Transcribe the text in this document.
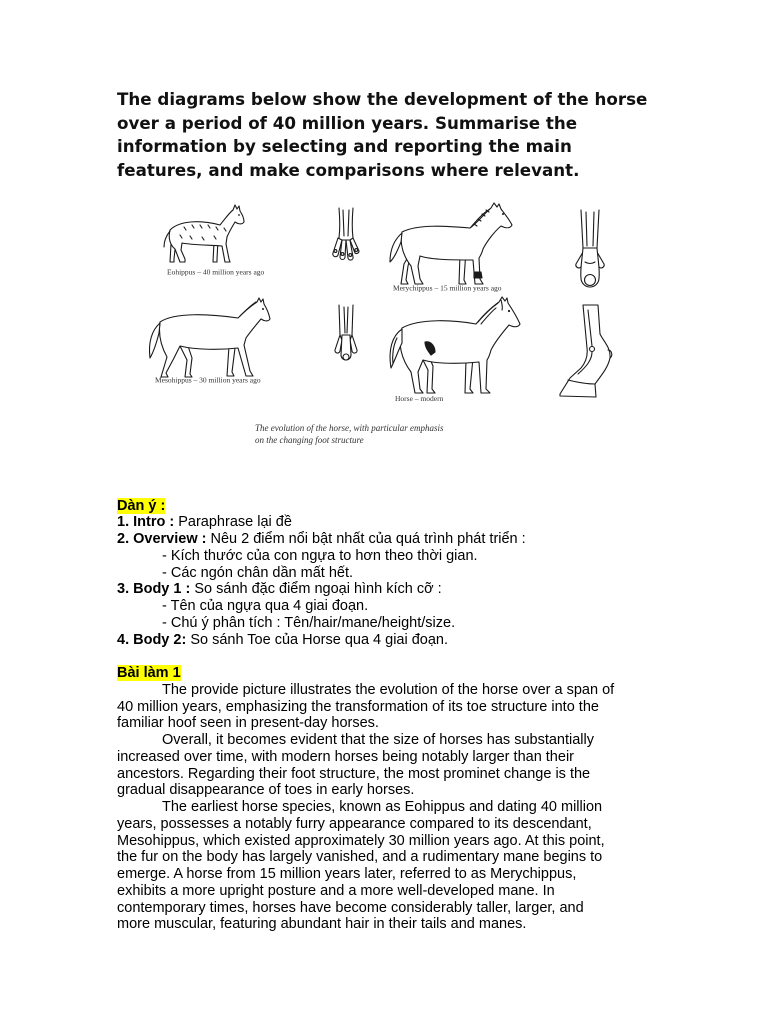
The diagrams below show the development of the horse
over a period of 40 million years. Summarise the
information by selecting and reporting the main
features, and make comparisons where relevant.
Eohippus – 40 million years ago
Merychippus – 15 million years ago
Mesohippus – 30 million years ago
Horse – modern
The evolution of the horse, with particular emphasis
on the changing foot structure
Dàn ý :
1. Intro : Paraphrase lại đề
2. Overview : Nêu 2 điểm nổi bật nhất của quá trình phát triển :
- Kích thước của con ngựa to hơn theo thời gian.
- Các ngón chân dần mất hết.
3. Body 1 : So sánh đặc điểm ngoại hình kích cỡ :
- Tên của ngựa qua 4 giai đoạn.
- Chú ý phân tích : Tên/hair/mane/height/size.
4. Body 2: So sánh Toe của Horse qua 4 giai đoạn.
Bài làm 1
The provide picture illustrates the evolution of the horse over a span of
40 million years, emphasizing the transformation of its toe structure into the
familiar hoof seen in present-day horses.
Overall, it becomes evident that the size of horses has substantially
increased over time, with modern horses being notably larger than their
ancestors. Regarding their foot structure, the most prominet change is the
gradual disappearance of toes in early horses.
The earliest horse species, known as Eohippus and dating 40 million
years, possesses a notably furry appearance compared to its descendant,
Mesohippus, which existed approximately 30 million years ago. At this point,
the fur on the body has largely vanished, and a rudimentary mane begins to
emerge. A horse from 15 million years later, referred to as Merychippus,
exhibits a more upright posture and a more well-developed mane. In
contemporary times, horses have become considerably taller, larger, and
more muscular, featuring abundant hair in their tails and manes.
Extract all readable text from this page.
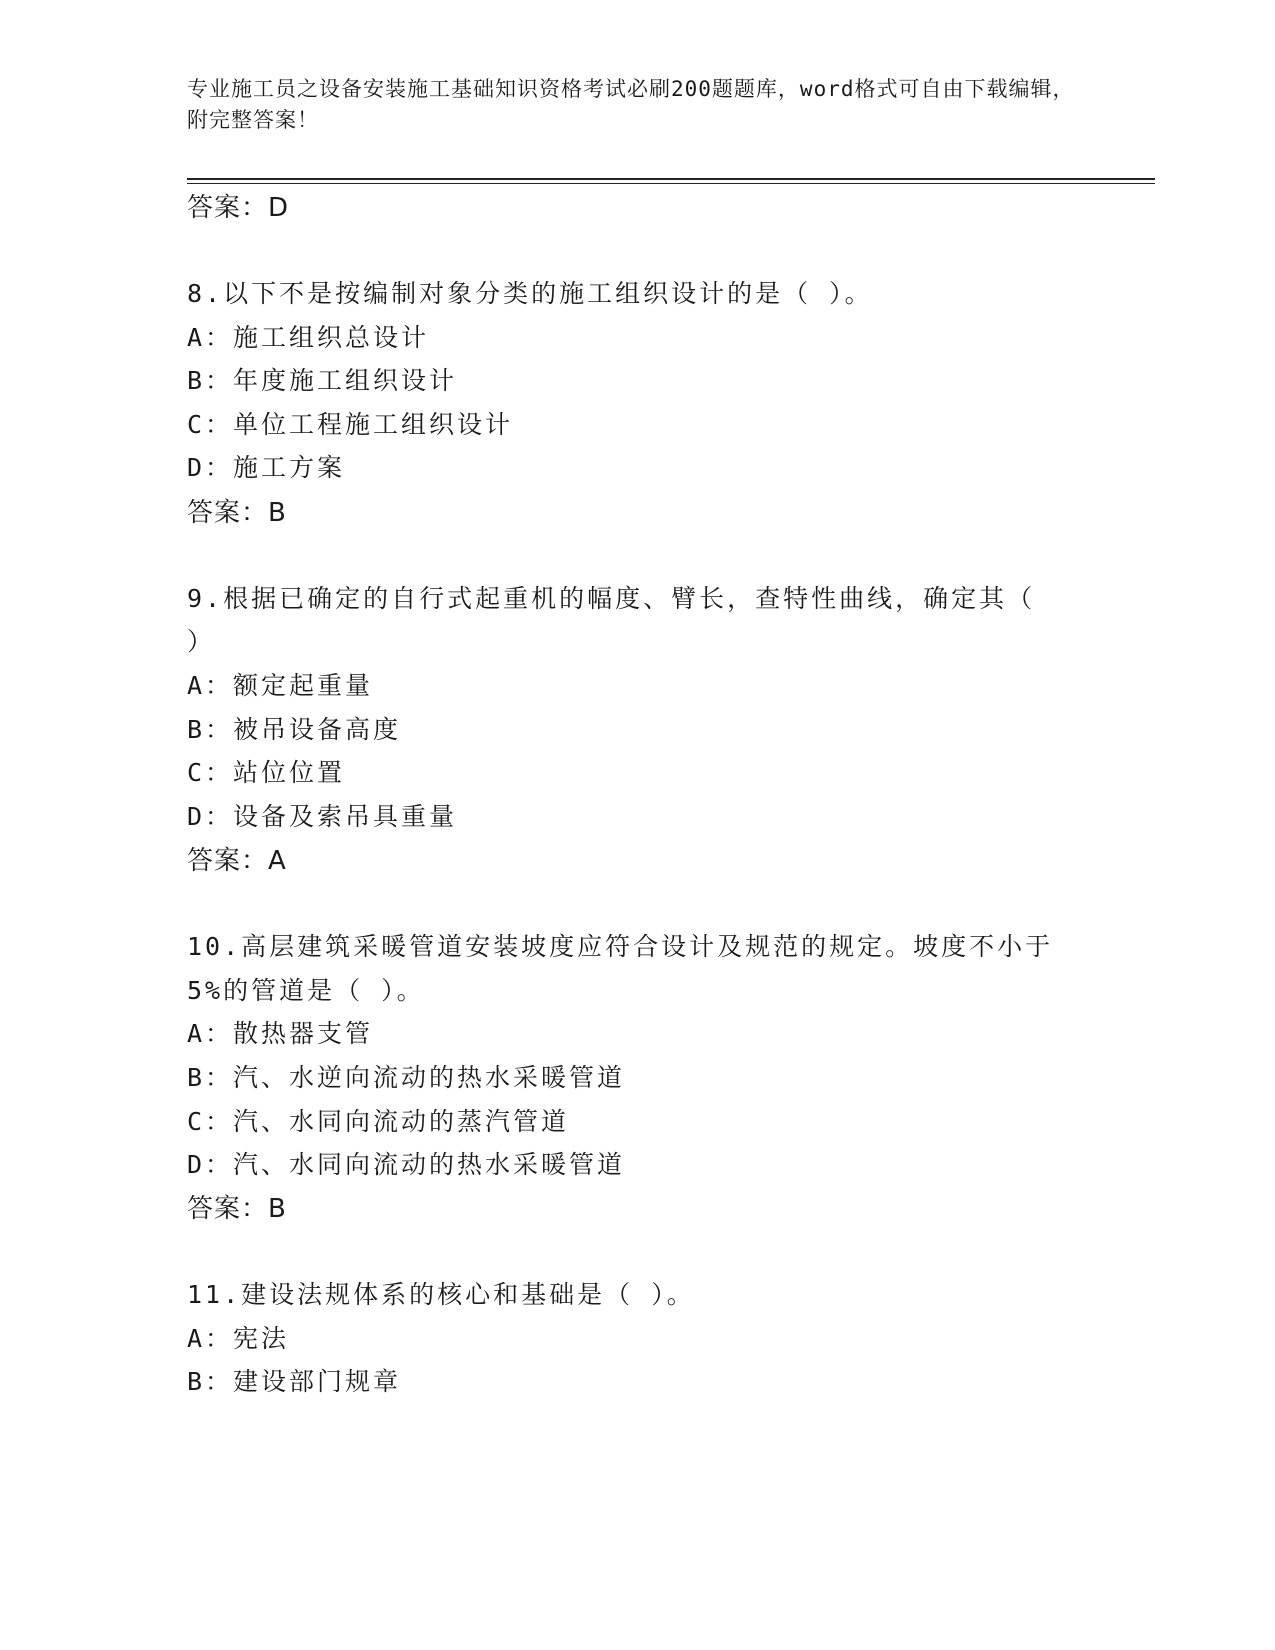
专业施工员之设备安装施工基础知识资格考试必刷200题题库，word格式可自由下载编辑，附完整答案！
答案：D
8.以下不是按编制对象分类的施工组织设计的是（ ）。
A：施工组织总设计
B：年度施工组织设计
C：单位工程施工组织设计
D：施工方案
答案：B
9.根据已确定的自行式起重机的幅度、臂长，查特性曲线，确定其（
）
A：额定起重量
B：被吊设备高度
C：站位位置
D：设备及索吊具重量
答案：A
10.高层建筑采暖管道安装坡度应符合设计及规范的规定。坡度不小于
5%的管道是（ ）。
A：散热器支管
B：汽、水逆向流动的热水采暖管道
C：汽、水同向流动的蒸汽管道
D：汽、水同向流动的热水采暖管道
答案：B
11.建设法规体系的核心和基础是（ ）。
A：宪法
B：建设部门规章
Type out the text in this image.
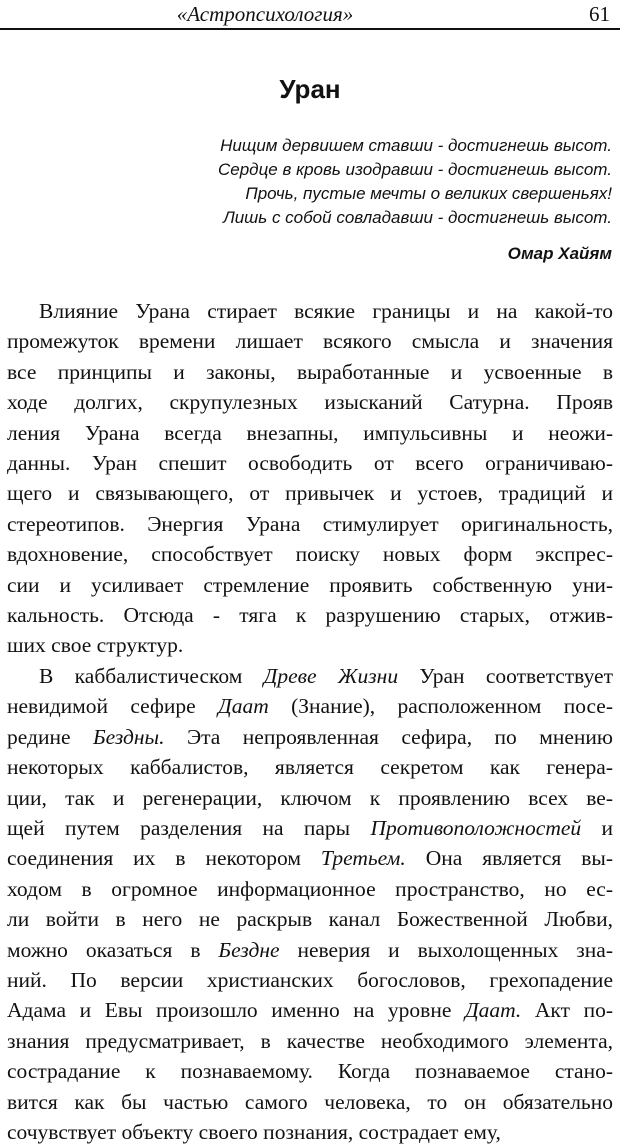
«Астропсихология»	61
Уран
Нищим дервишем ставши - достигнешь высот.
Сердце в кровь изодравши - достигнешь высот.
Прочь, пустые мечты о великих свершеньях!
Лишь с собой совладавши - достигнешь высот.
Омар Хайям
Влияние Урана стирает всякие границы и на какой-то
промежуток времени лишает всякого смысла и значения
все принципы и законы, выработанные и усвоенные в
ходе долгих, скрупулезных изысканий Сатурна. Прояв
ления Урана всегда внезапны, импульсивны и неожи-
данны. Уран спешит освободить от всего ограничиваю-
щего и связывающего, от привычек и устоев, традиций и
стереотипов. Энергия Урана стимулирует оригинальность,
вдохновение, способствует поиску новых форм экспрес-
сии и усиливает стремление проявить собственную уни-
кальность. Отсюда - тяга к разрушению старых, отжив-
ших свое структур.
В каббалистическом Древе Жизни Уран соответствует
невидимой сефире Даат (Знание), расположенном посе-
редине Бездны. Эта непроявленная сефира, по мнению
некоторых каббалистов, является секретом как генера-
ции, так и регенерации, ключом к проявлению всех ве-
щей путем разделения на пары Противоположностей и
соединения их в некотором Третьем. Она является вы-
ходом в огромное информационное пространство, но ес-
ли войти в него не раскрыв канал Божественной Любви,
можно оказаться в Бездне неверия и выхолощенных зна-
ний. По версии христианских богословов, грехопадение
Адама и Евы произошло именно на уровне Даат. Акт по-
знания предусматривает, в качестве необходимого элемента,
сострадание к познаваемому. Когда познаваемое стано-
вится как бы частью самого человека, то он обязательно
сочувствует объекту своего познания, сострадает ему,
------------------------------
Exercise: Pictures are excluded; copy all other data exactly as shown.

Solution:
Transcribe the text in this document.
The diagrams below show the development of the horse
over a period of 40 million years. Summarise the
information by selecting and reporting the main
features, and make comparisons where relevant.
Eohippus – 40 million years ago
Merychippus – 15 million years ago
Mesohippus – 30 million years ago
Horse – modern
The evolution of the horse, with particular emphasis
on the changing foot structure
Dàn ý :
1. Intro : Paraphrase lại đề
2. Overview : Nêu 2 điểm nổi bật nhất của quá trình phát triển :
- Kích thước của con ngựa to hơn theo thời gian.
- Các ngón chân dần mất hết.
3. Body 1 : So sánh đặc điểm ngoại hình kích cỡ :
- Tên của ngựa qua 4 giai đoạn.
- Chú ý phân tích : Tên/hair/mane/height/size.
4. Body 2: So sánh Toe của Horse qua 4 giai đoạn.
Bài làm 1
The provide picture illustrates the evolution of the horse over a span of
40 million years, emphasizing the transformation of its toe structure into the
familiar hoof seen in present-day horses.
Overall, it becomes evident that the size of horses has substantially
increased over time, with modern horses being notably larger than their
ancestors. Regarding their foot structure, the most prominet change is the
gradual disappearance of toes in early horses.
The earliest horse species, known as Eohippus and dating 40 million
years, possesses a notably furry appearance compared to its descendant,
Mesohippus, which existed approximately 30 million years ago. At this point,
the fur on the body has largely vanished, and a rudimentary mane begins to
emerge. A horse from 15 million years later, referred to as Merychippus,
exhibits a more upright posture and a more well-developed mane. In
contemporary times, horses have become considerably taller, larger, and
more muscular, featuring abundant hair in their tails and manes.
Extract all readable text from this page.
专业施工员之设备安装施工基础知识资格考试必刷200题题库，word格式可自由下载编辑，附完整答案！
答案：D
8.以下不是按编制对象分类的施工组织设计的是（ ）。
A：施工组织总设计
B：年度施工组织设计
C：单位工程施工组织设计
D：施工方案
答案：B
9.根据已确定的自行式起重机的幅度、臂长，查特性曲线，确定其（
）
A：额定起重量
B：被吊设备高度
C：站位位置
D：设备及索吊具重量
答案：A
10.高层建筑采暖管道安装坡度应符合设计及规范的规定。坡度不小于
5%的管道是（ ）。
A：散热器支管
B：汽、水逆向流动的热水采暖管道
C：汽、水同向流动的蒸汽管道
D：汽、水同向流动的热水采暖管道
答案：B
11.建设法规体系的核心和基础是（ ）。
A：宪法
B：建设部门规章
Type out the text in this image.
«Астропсихология»	61
Уран
Нищим дервишем ставши - достигнешь высот.
Сердце в кровь изодравши - достигнешь высот.
Прочь, пустые мечты о великих свершеньях!
Лишь с собой совладавши - достигнешь высот.
Омар Хайям
Влияние Урана стирает всякие границы и на какой-то
промежуток времени лишает всякого смысла и значения
все принципы и законы, выработанные и усвоенные в
ходе долгих, скрупулезных изысканий Сатурна. Прояв
ления Урана всегда внезапны, импульсивны и неожи-
данны. Уран спешит освободить от всего ограничиваю-
щего и связывающего, от привычек и устоев, традиций и
стереотипов. Энергия Урана стимулирует оригинальность,
вдохновение, способствует поиску новых форм экспрес-
сии и усиливает стремление проявить собственную уни-
кальность. Отсюда - тяга к разрушению старых, отжив-
ших свое структур.
В каббалистическом Древе Жизни Уран соответствует
невидимой сефире Даат (Знание), расположенном посе-
редине Бездны. Эта непроявленная сефира, по мнению
некоторых каббалистов, является секретом как генера-
ции, так и регенерации, ключом к проявлению всех ве-
щей путем разделения на пары Противоположностей и
соединения их в некотором Третьем. Она является вы-
ходом в огромное информационное пространство, но ес-
ли войти в него не раскрыв канал Божественной Любви,
можно оказаться в Бездне неверия и выхолощенных зна-
ний. По версии христианских богословов, грехопадение
Адама и Евы произошло именно на уровне Даат. Акт по-
знания предусматривает, в качестве необходимого элемента,
сострадание к познаваемому. Когда познаваемое стано-
вится как бы частью самого человека, то он обязательно
сочувствует объекту своего познания, сострадает ему,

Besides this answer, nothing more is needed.